Figure content listings
* start *

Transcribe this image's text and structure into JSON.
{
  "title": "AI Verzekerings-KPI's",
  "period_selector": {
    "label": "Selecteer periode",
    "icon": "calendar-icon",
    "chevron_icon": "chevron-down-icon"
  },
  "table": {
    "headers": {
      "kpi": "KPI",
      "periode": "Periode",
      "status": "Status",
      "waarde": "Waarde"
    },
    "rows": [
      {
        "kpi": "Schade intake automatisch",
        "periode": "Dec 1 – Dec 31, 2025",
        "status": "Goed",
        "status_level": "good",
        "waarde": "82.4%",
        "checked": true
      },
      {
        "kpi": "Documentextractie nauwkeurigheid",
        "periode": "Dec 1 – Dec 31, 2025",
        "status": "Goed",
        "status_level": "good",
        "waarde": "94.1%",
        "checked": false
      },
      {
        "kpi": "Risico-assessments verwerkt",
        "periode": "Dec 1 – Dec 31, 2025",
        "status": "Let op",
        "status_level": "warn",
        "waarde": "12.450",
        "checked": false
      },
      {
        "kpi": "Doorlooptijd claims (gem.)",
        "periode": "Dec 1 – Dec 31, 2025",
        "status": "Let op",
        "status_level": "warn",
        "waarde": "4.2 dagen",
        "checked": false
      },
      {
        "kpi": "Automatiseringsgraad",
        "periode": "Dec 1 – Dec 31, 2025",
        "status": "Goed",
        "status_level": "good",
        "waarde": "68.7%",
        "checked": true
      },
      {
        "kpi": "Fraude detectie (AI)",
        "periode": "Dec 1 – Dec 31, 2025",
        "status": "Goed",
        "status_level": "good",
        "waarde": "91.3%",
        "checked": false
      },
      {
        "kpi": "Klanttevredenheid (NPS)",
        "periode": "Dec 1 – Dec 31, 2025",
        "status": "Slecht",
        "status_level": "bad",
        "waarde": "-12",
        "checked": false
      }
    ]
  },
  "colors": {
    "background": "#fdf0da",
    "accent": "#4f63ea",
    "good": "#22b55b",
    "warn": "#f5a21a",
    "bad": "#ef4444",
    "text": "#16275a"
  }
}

* end *

EXERCISE DIRECTIONS
Reproduce all the records precisely.

COMPLETE RESPONSE
Transcribe this image's text and structure into JSON.
{
  "title": "AI Verzekerings-KPI's",
  "period_selector": {
    "label": "Selecteer periode",
    "icon": "calendar-icon",
    "chevron_icon": "chevron-down-icon"
  },
  "table": {
    "headers": {
      "kpi": "KPI",
      "periode": "Periode",
      "status": "Status",
      "waarde": "Waarde"
    },
    "rows": [
      {
        "kpi": "Schade intake automatisch",
        "periode": "Dec 1 – Dec 31, 2025",
        "status": "Goed",
        "status_level": "good",
        "waarde": "82.4%",
        "checked": true
      },
      {
        "kpi": "Documentextractie nauwkeurigheid",
        "periode": "Dec 1 – Dec 31, 2025",
        "status": "Goed",
        "status_level": "good",
        "waarde": "94.1%",
        "checked": false
      },
      {
        "kpi": "Risico-assessments verwerkt",
        "periode": "Dec 1 – Dec 31, 2025",
        "status": "Let op",
        "status_level": "warn",
        "waarde": "12.450",
        "checked": false
      },
      {
        "kpi": "Doorlooptijd claims (gem.)",
        "periode": "Dec 1 – Dec 31, 2025",
        "status": "Let op",
        "status_level": "warn",
        "waarde": "4.2 dagen",
        "checked": false
      },
      {
        "kpi": "Automatiseringsgraad",
        "periode": "Dec 1 – Dec 31, 2025",
        "status": "Goed",
        "status_level": "good",
        "waarde": "68.7%",
        "checked": true
      },
      {
        "kpi": "Fraude detectie (AI)",
        "periode": "Dec 1 – Dec 31, 2025",
        "status": "Goed",
        "status_level": "good",
        "waarde": "91.3%",
        "checked": false
      },
      {
        "kpi": "Klanttevredenheid (NPS)",
        "periode": "Dec 1 – Dec 31, 2025",
        "status": "Slecht",
        "status_level": "bad",
        "waarde": "-12",
        "checked": false
      }
    ]
  },
  "colors": {
    "background": "#fdf0da",
    "accent": "#4f63ea",
    "good": "#22b55b",
    "warn": "#f5a21a",
    "bad": "#ef4444",
    "text": "#16275a"
  }
}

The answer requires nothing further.